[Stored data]
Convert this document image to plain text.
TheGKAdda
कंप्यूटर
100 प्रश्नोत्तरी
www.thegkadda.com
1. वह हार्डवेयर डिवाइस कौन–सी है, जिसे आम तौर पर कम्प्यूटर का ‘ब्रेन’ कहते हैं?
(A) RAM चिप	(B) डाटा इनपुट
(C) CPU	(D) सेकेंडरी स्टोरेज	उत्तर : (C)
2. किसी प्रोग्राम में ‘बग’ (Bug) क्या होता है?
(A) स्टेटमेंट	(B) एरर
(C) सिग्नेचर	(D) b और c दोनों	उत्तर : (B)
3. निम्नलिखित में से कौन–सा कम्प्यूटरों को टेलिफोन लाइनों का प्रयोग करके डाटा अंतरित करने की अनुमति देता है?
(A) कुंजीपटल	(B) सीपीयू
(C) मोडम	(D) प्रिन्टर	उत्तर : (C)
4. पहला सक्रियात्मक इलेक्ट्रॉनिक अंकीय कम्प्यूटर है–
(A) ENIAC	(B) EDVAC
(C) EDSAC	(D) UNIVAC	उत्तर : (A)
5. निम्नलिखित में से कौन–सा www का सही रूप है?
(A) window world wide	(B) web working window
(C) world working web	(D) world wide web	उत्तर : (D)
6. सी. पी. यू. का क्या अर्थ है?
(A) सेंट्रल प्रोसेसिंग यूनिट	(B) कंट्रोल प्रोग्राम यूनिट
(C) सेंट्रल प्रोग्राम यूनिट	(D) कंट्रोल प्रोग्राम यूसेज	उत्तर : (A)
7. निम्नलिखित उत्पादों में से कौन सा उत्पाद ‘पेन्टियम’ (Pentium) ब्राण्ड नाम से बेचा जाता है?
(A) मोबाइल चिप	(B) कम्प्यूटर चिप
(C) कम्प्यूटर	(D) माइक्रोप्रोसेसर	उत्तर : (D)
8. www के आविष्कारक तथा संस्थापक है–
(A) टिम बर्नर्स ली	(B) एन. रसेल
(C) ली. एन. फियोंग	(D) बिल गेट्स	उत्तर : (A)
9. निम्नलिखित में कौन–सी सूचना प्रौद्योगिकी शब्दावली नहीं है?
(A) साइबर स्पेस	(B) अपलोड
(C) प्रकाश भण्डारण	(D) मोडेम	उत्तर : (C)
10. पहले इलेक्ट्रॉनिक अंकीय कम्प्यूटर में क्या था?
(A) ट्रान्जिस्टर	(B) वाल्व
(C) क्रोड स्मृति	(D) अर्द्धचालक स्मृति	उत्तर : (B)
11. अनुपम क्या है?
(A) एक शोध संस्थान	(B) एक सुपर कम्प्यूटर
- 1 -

• _PROBLEM_
Reproduce each entry exactly, leaving out nothing.

• _EXERCISE OUTPUT_
Convert this document image to plain text.
TheGKAdda
कंप्यूटर
100 प्रश्नोत्तरी
www.thegkadda.com
1. वह हार्डवेयर डिवाइस कौन–सी है, जिसे आम तौर पर कम्प्यूटर का ‘ब्रेन’ कहते हैं?
(A) RAM चिप	(B) डाटा इनपुट
(C) CPU	(D) सेकेंडरी स्टोरेज	उत्तर : (C)
2. किसी प्रोग्राम में ‘बग’ (Bug) क्या होता है?
(A) स्टेटमेंट	(B) एरर
(C) सिग्नेचर	(D) b और c दोनों	उत्तर : (B)
3. निम्नलिखित में से कौन–सा कम्प्यूटरों को टेलिफोन लाइनों का प्रयोग करके डाटा अंतरित करने की अनुमति देता है?
(A) कुंजीपटल	(B) सीपीयू
(C) मोडम	(D) प्रिन्टर	उत्तर : (C)
4. पहला सक्रियात्मक इलेक्ट्रॉनिक अंकीय कम्प्यूटर है–
(A) ENIAC	(B) EDVAC
(C) EDSAC	(D) UNIVAC	उत्तर : (A)
5. निम्नलिखित में से कौन–सा www का सही रूप है?
(A) window world wide	(B) web working window
(C) world working web	(D) world wide web	उत्तर : (D)
6. सी. पी. यू. का क्या अर्थ है?
(A) सेंट्रल प्रोसेसिंग यूनिट	(B) कंट्रोल प्रोग्राम यूनिट
(C) सेंट्रल प्रोग्राम यूनिट	(D) कंट्रोल प्रोग्राम यूसेज	उत्तर : (A)
7. निम्नलिखित उत्पादों में से कौन सा उत्पाद ‘पेन्टियम’ (Pentium) ब्राण्ड नाम से बेचा जाता है?
(A) मोबाइल चिप	(B) कम्प्यूटर चिप
(C) कम्प्यूटर	(D) माइक्रोप्रोसेसर	उत्तर : (D)
8. www के आविष्कारक तथा संस्थापक है–
(A) टिम बर्नर्स ली	(B) एन. रसेल
(C) ली. एन. फियोंग	(D) बिल गेट्स	उत्तर : (A)
9. निम्नलिखित में कौन–सी सूचना प्रौद्योगिकी शब्दावली नहीं है?
(A) साइबर स्पेस	(B) अपलोड
(C) प्रकाश भण्डारण	(D) मोडेम	उत्तर : (C)
10. पहले इलेक्ट्रॉनिक अंकीय कम्प्यूटर में क्या था?
(A) ट्रान्जिस्टर	(B) वाल्व
(C) क्रोड स्मृति	(D) अर्द्धचालक स्मृति	उत्तर : (B)
11. अनुपम क्या है?
(A) एक शोध संस्थान	(B) एक सुपर कम्प्यूटर
- 1 -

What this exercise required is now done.